Required task -
Here are some records; copy every line that holds the word "People".

— START Task input —

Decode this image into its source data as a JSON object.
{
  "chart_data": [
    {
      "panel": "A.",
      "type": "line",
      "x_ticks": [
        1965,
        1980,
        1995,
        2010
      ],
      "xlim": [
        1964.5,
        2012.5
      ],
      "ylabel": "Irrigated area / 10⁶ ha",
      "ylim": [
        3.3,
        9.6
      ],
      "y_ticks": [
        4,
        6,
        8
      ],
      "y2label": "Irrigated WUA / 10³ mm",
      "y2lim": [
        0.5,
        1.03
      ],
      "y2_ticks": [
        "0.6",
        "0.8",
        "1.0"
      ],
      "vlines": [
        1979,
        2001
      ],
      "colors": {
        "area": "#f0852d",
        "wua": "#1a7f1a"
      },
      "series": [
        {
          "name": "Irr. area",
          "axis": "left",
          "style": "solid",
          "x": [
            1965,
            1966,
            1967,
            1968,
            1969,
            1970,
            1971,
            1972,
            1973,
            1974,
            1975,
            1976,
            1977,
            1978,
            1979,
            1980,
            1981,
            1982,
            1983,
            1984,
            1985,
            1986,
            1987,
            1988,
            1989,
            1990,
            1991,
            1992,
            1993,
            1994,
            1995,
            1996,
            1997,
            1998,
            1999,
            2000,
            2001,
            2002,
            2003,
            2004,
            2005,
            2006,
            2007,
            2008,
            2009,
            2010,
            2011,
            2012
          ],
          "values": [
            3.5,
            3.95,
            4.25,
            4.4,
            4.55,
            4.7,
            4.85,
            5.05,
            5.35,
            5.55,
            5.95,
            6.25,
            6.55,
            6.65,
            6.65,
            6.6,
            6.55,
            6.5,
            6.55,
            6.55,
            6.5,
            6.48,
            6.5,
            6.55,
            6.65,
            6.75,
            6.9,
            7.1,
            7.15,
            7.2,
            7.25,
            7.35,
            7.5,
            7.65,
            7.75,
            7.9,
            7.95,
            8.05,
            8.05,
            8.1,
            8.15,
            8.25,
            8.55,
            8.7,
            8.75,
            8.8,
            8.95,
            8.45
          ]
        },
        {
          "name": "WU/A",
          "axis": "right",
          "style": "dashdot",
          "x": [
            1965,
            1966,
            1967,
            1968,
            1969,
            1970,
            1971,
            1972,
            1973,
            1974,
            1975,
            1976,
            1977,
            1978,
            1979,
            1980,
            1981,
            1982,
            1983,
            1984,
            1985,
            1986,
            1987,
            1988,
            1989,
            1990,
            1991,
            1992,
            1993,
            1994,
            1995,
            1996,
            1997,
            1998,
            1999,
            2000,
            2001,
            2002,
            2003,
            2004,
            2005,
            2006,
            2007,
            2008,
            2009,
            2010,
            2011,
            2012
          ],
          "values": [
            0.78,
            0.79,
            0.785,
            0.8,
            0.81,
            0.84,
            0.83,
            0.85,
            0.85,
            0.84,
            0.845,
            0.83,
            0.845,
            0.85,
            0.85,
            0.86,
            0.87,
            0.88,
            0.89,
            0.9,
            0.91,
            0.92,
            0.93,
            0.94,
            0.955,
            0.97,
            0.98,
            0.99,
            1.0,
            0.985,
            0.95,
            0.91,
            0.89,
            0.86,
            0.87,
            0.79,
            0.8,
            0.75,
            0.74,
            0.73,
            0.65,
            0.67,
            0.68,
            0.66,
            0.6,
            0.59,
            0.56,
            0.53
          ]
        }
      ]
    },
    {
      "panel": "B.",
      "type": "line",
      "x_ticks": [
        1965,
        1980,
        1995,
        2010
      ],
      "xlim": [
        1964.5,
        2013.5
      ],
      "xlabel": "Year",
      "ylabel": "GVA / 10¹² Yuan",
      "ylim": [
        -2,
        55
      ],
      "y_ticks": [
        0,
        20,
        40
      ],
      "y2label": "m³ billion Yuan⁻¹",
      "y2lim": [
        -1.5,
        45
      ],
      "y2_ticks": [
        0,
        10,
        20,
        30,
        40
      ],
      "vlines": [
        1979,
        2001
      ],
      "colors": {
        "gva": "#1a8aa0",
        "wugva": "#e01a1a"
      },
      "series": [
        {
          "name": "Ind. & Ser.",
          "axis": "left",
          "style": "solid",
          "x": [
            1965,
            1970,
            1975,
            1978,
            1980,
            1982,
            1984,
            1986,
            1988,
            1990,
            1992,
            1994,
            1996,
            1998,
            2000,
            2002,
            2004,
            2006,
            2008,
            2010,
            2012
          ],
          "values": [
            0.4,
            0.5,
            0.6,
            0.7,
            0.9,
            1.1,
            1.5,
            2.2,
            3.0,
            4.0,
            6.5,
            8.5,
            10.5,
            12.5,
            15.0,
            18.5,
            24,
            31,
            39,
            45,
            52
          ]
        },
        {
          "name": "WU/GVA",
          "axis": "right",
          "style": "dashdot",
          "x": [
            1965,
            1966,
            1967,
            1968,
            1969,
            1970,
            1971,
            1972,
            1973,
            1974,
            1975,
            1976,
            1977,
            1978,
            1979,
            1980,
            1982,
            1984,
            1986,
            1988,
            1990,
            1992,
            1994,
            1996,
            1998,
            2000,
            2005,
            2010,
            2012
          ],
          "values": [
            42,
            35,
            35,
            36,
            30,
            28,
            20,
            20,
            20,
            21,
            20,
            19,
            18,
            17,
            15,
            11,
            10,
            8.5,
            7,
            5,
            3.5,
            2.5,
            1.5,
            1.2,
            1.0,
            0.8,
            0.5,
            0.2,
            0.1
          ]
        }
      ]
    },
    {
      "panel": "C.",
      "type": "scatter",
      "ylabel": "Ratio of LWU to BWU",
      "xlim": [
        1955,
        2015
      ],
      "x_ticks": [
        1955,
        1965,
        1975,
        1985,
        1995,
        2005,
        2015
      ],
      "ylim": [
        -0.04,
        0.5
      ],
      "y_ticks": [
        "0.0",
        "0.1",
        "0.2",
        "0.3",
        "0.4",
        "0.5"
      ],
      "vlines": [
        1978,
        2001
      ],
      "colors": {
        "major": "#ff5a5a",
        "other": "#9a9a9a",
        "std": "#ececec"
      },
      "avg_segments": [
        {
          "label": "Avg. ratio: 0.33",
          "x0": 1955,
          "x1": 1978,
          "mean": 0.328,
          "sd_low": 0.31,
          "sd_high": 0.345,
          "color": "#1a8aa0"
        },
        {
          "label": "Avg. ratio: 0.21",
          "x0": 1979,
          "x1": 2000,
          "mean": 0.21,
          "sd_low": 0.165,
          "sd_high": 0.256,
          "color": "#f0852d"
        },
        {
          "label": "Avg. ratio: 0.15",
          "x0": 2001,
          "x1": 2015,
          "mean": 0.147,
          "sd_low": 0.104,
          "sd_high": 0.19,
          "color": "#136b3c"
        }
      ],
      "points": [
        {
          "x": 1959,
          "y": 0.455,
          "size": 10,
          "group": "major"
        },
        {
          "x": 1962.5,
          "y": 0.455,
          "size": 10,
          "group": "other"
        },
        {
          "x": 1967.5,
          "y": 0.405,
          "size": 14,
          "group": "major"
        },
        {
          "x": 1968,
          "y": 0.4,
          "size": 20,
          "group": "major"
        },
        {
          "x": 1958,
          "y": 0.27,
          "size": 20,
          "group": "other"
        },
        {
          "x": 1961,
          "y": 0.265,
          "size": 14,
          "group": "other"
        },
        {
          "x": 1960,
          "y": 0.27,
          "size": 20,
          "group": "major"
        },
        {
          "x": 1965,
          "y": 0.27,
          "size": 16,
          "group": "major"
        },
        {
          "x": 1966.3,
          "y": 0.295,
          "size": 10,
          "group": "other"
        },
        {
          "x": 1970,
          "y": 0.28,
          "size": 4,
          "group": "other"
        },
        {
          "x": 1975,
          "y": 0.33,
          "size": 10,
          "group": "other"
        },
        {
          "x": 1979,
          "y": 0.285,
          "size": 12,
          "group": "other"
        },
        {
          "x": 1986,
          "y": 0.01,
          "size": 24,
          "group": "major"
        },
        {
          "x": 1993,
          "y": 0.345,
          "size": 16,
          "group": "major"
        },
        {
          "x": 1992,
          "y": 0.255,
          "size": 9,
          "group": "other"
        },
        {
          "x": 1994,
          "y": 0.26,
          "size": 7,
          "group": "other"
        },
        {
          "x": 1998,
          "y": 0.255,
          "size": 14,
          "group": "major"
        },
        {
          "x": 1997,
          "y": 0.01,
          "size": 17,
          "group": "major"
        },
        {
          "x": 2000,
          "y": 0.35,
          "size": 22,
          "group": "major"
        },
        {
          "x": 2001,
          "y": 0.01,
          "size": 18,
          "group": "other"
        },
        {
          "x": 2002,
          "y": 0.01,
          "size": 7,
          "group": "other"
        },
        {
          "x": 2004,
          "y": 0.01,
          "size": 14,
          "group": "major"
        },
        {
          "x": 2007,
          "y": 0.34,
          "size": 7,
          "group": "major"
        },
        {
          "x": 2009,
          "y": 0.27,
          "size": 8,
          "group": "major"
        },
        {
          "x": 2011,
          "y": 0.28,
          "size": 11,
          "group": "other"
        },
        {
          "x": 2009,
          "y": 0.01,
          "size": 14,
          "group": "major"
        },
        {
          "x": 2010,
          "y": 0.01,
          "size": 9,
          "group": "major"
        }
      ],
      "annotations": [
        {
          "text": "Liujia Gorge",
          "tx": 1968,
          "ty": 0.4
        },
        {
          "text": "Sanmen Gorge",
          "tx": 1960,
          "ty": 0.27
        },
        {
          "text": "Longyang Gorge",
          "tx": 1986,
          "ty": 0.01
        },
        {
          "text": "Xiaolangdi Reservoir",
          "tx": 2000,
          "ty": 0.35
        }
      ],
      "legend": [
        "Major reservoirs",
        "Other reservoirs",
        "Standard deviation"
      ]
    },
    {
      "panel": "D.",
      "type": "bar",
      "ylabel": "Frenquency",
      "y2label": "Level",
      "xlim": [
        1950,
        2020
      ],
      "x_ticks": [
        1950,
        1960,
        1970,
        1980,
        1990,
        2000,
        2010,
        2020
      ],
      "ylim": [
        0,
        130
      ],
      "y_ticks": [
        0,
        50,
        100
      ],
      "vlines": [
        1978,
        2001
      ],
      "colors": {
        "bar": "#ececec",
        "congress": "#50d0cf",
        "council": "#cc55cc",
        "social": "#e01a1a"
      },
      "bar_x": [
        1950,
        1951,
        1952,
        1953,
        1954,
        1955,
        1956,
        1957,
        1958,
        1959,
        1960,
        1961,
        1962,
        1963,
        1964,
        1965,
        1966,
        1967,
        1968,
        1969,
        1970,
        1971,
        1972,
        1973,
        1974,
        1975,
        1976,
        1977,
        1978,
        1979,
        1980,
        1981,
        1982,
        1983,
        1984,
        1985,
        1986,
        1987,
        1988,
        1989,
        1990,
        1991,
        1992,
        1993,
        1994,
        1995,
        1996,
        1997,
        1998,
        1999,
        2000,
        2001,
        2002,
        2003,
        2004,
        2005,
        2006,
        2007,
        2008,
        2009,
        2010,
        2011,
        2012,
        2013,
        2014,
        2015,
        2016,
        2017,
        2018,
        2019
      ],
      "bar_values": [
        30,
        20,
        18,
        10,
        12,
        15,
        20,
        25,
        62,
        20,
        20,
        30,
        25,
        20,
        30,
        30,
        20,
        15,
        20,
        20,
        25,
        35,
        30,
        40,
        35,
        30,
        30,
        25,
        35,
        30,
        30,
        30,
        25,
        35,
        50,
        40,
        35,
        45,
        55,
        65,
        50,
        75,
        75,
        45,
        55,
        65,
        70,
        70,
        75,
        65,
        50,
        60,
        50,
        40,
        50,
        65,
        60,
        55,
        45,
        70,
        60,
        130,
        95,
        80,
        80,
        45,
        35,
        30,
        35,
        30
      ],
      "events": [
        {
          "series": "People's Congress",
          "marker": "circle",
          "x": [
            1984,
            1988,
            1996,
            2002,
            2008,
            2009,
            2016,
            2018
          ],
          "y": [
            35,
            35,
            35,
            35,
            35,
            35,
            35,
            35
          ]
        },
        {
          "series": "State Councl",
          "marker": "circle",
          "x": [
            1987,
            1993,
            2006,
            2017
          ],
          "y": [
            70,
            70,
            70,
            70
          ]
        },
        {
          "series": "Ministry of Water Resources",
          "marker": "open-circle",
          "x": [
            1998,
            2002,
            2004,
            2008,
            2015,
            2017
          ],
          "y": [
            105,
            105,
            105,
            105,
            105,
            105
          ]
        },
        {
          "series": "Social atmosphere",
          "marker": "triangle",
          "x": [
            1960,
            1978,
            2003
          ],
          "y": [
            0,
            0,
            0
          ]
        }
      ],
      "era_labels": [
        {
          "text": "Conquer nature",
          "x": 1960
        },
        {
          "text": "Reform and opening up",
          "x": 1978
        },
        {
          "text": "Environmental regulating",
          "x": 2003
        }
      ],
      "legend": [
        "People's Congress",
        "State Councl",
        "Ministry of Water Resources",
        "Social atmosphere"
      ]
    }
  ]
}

— END Task input —

Result for this exercise -
          "series": "People's Congress",
        "People's Congress",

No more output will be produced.